*Exercise instructions*. What you return must match the entries word for word, minus the pictures.

______________________________

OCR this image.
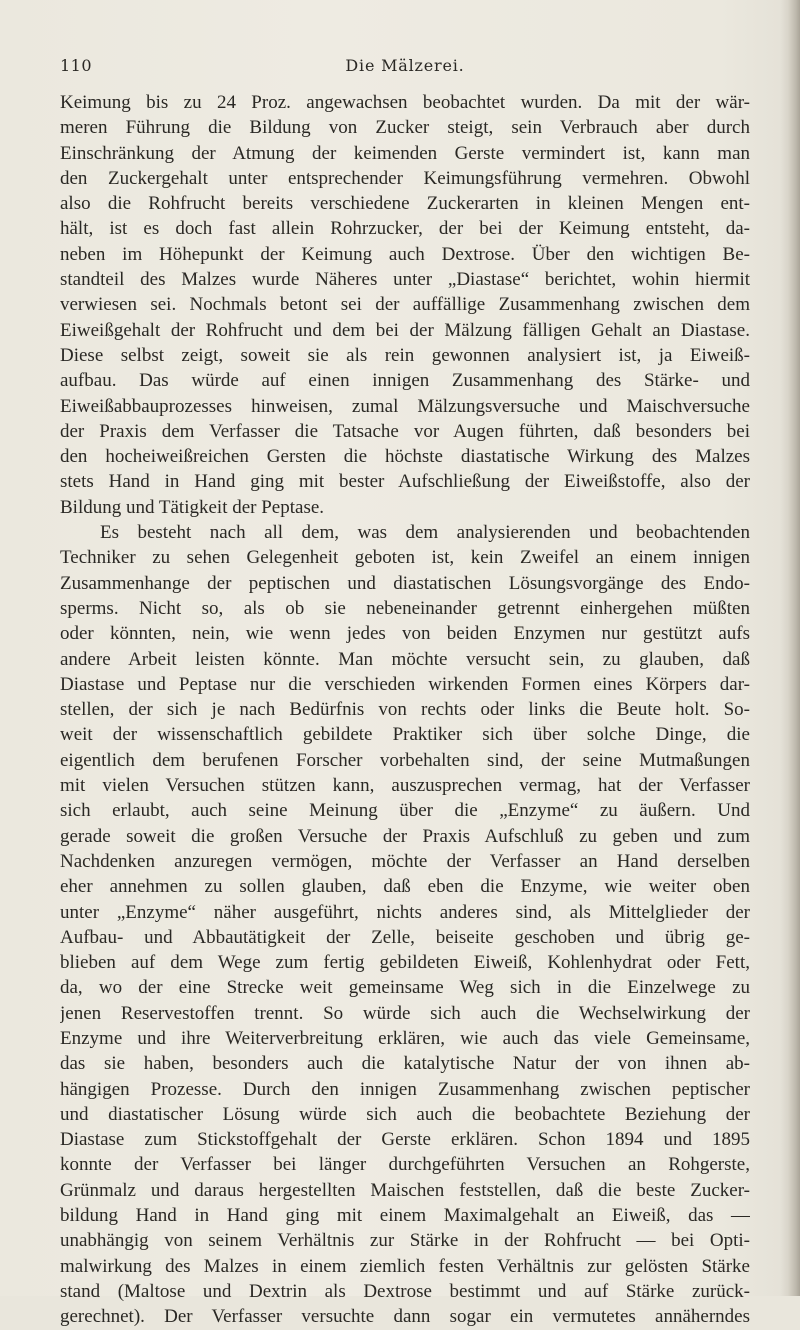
110	Die Mälzerei.
Keimung bis zu 24 Proz. angewachsen beobachtet wurden. Da mit der wär-
meren Führung die Bildung von Zucker steigt, sein Verbrauch aber durch
Einschränkung der Atmung der keimenden Gerste vermindert ist, kann man
den Zuckergehalt unter entsprechender Keimungsführung vermehren. Obwohl
also die Rohfrucht bereits verschiedene Zuckerarten in kleinen Mengen ent-
hält, ist es doch fast allein Rohrzucker, der bei der Keimung entsteht, da-
neben im Höhepunkt der Keimung auch Dextrose. Über den wichtigen Be-
standteil des Malzes wurde Näheres unter „Diastase“ berichtet, wohin hiermit
verwiesen sei. Nochmals betont sei der auffällige Zusammenhang zwischen dem
Eiweißgehalt der Rohfrucht und dem bei der Mälzung fälligen Gehalt an Diastase.
Diese selbst zeigt, soweit sie als rein gewonnen analysiert ist, ja Eiweiß-
aufbau. Das würde auf einen innigen Zusammenhang des Stärke- und
Eiweißabbauprozesses hinweisen, zumal Mälzungsversuche und Maischversuche
der Praxis dem Verfasser die Tatsache vor Augen führten, daß besonders bei
den hocheiweißreichen Gersten die höchste diastatische Wirkung des Malzes
stets Hand in Hand ging mit bester Aufschließung der Eiweißstoffe, also der
Bildung und Tätigkeit der Peptase.
Es besteht nach all dem, was dem analysierenden und beobachtenden
Techniker zu sehen Gelegenheit geboten ist, kein Zweifel an einem innigen
Zusammenhange der peptischen und diastatischen Lösungsvorgänge des Endo-
sperms. Nicht so, als ob sie nebeneinander getrennt einhergehen müßten
oder könnten, nein, wie wenn jedes von beiden Enzymen nur gestützt aufs
andere Arbeit leisten könnte. Man möchte versucht sein, zu glauben, daß
Diastase und Peptase nur die verschieden wirkenden Formen eines Körpers dar-
stellen, der sich je nach Bedürfnis von rechts oder links die Beute holt. So-
weit der wissenschaftlich gebildete Praktiker sich über solche Dinge, die
eigentlich dem berufenen Forscher vorbehalten sind, der seine Mutmaßungen
mit vielen Versuchen stützen kann, auszusprechen vermag, hat der Verfasser
sich erlaubt, auch seine Meinung über die „Enzyme“ zu äußern. Und
gerade soweit die großen Versuche der Praxis Aufschluß zu geben und zum
Nachdenken anzuregen vermögen, möchte der Verfasser an Hand derselben
eher annehmen zu sollen glauben, daß eben die Enzyme, wie weiter oben
unter „Enzyme“ näher ausgeführt, nichts anderes sind, als Mittelglieder der
Aufbau- und Abbautätigkeit der Zelle, beiseite geschoben und übrig ge-
blieben auf dem Wege zum fertig gebildeten Eiweiß, Kohlenhydrat oder Fett,
da, wo der eine Strecke weit gemeinsame Weg sich in die Einzelwege zu
jenen Reservestoffen trennt. So würde sich auch die Wechselwirkung der
Enzyme und ihre Weiterverbreitung erklären, wie auch das viele Gemeinsame,
das sie haben, besonders auch die katalytische Natur der von ihnen ab-
hängigen Prozesse. Durch den innigen Zusammenhang zwischen peptischer
und diastatischer Lösung würde sich auch die beobachtete Beziehung der
Diastase zum Stickstoffgehalt der Gerste erklären. Schon 1894 und 1895
konnte der Verfasser bei länger durchgeführten Versuchen an Rohgerste,
Grünmalz und daraus hergestellten Maischen feststellen, daß die beste Zucker-
bildung Hand in Hand ging mit einem Maximalgehalt an Eiweiß, das —
unabhängig von seinem Verhältnis zur Stärke in der Rohfrucht — bei Opti-
malwirkung des Malzes in einem ziemlich festen Verhältnis zur gelösten Stärke
stand (Maltose und Dextrin als Dextrose bestimmt und auf Stärke zurück-
gerechnet). Der Verfasser versuchte dann sogar ein vermutetes annäherndes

______________________________

*Solution to this problem*.
OCR this image.
110	Die Mälzerei.
Keimung bis zu 24 Proz. angewachsen beobachtet wurden. Da mit der wär-
meren Führung die Bildung von Zucker steigt, sein Verbrauch aber durch
Einschränkung der Atmung der keimenden Gerste vermindert ist, kann man
den Zuckergehalt unter entsprechender Keimungsführung vermehren. Obwohl
also die Rohfrucht bereits verschiedene Zuckerarten in kleinen Mengen ent-
hält, ist es doch fast allein Rohrzucker, der bei der Keimung entsteht, da-
neben im Höhepunkt der Keimung auch Dextrose. Über den wichtigen Be-
standteil des Malzes wurde Näheres unter „Diastase“ berichtet, wohin hiermit
verwiesen sei. Nochmals betont sei der auffällige Zusammenhang zwischen dem
Eiweißgehalt der Rohfrucht und dem bei der Mälzung fälligen Gehalt an Diastase.
Diese selbst zeigt, soweit sie als rein gewonnen analysiert ist, ja Eiweiß-
aufbau. Das würde auf einen innigen Zusammenhang des Stärke- und
Eiweißabbauprozesses hinweisen, zumal Mälzungsversuche und Maischversuche
der Praxis dem Verfasser die Tatsache vor Augen führten, daß besonders bei
den hocheiweißreichen Gersten die höchste diastatische Wirkung des Malzes
stets Hand in Hand ging mit bester Aufschließung der Eiweißstoffe, also der
Bildung und Tätigkeit der Peptase.
Es besteht nach all dem, was dem analysierenden und beobachtenden
Techniker zu sehen Gelegenheit geboten ist, kein Zweifel an einem innigen
Zusammenhange der peptischen und diastatischen Lösungsvorgänge des Endo-
sperms. Nicht so, als ob sie nebeneinander getrennt einhergehen müßten
oder könnten, nein, wie wenn jedes von beiden Enzymen nur gestützt aufs
andere Arbeit leisten könnte. Man möchte versucht sein, zu glauben, daß
Diastase und Peptase nur die verschieden wirkenden Formen eines Körpers dar-
stellen, der sich je nach Bedürfnis von rechts oder links die Beute holt. So-
weit der wissenschaftlich gebildete Praktiker sich über solche Dinge, die
eigentlich dem berufenen Forscher vorbehalten sind, der seine Mutmaßungen
mit vielen Versuchen stützen kann, auszusprechen vermag, hat der Verfasser
sich erlaubt, auch seine Meinung über die „Enzyme“ zu äußern. Und
gerade soweit die großen Versuche der Praxis Aufschluß zu geben und zum
Nachdenken anzuregen vermögen, möchte der Verfasser an Hand derselben
eher annehmen zu sollen glauben, daß eben die Enzyme, wie weiter oben
unter „Enzyme“ näher ausgeführt, nichts anderes sind, als Mittelglieder der
Aufbau- und Abbautätigkeit der Zelle, beiseite geschoben und übrig ge-
blieben auf dem Wege zum fertig gebildeten Eiweiß, Kohlenhydrat oder Fett,
da, wo der eine Strecke weit gemeinsame Weg sich in die Einzelwege zu
jenen Reservestoffen trennt. So würde sich auch die Wechselwirkung der
Enzyme und ihre Weiterverbreitung erklären, wie auch das viele Gemeinsame,
das sie haben, besonders auch die katalytische Natur der von ihnen ab-
hängigen Prozesse. Durch den innigen Zusammenhang zwischen peptischer
und diastatischer Lösung würde sich auch die beobachtete Beziehung der
Diastase zum Stickstoffgehalt der Gerste erklären. Schon 1894 und 1895
konnte der Verfasser bei länger durchgeführten Versuchen an Rohgerste,
Grünmalz und daraus hergestellten Maischen feststellen, daß die beste Zucker-
bildung Hand in Hand ging mit einem Maximalgehalt an Eiweiß, das —
unabhängig von seinem Verhältnis zur Stärke in der Rohfrucht — bei Opti-
malwirkung des Malzes in einem ziemlich festen Verhältnis zur gelösten Stärke
stand (Maltose und Dextrin als Dextrose bestimmt und auf Stärke zurück-
gerechnet). Der Verfasser versuchte dann sogar ein vermutetes annäherndes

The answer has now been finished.